Give the material again in full, matching it exactly.

[Part of a data file]
========
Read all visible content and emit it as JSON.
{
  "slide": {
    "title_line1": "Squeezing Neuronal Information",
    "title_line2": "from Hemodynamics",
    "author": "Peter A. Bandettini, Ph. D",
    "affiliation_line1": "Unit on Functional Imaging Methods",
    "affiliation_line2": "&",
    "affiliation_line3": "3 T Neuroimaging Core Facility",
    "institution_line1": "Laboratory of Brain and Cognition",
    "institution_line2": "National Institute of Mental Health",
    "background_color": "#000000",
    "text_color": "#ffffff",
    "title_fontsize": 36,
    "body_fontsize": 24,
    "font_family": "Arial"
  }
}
========
* SOLUTION TO THE PROBLEM *
Read all visible content and emit it as JSON.
{
  "slide": {
    "title_line1": "Squeezing Neuronal Information",
    "title_line2": "from Hemodynamics",
    "author": "Peter A. Bandettini, Ph. D",
    "affiliation_line1": "Unit on Functional Imaging Methods",
    "affiliation_line2": "&",
    "affiliation_line3": "3 T Neuroimaging Core Facility",
    "institution_line1": "Laboratory of Brain and Cognition",
    "institution_line2": "National Institute of Mental Health",
    "background_color": "#000000",
    "text_color": "#ffffff",
    "title_fontsize": 36,
    "body_fontsize": 24,
    "font_family": "Arial"
  }
}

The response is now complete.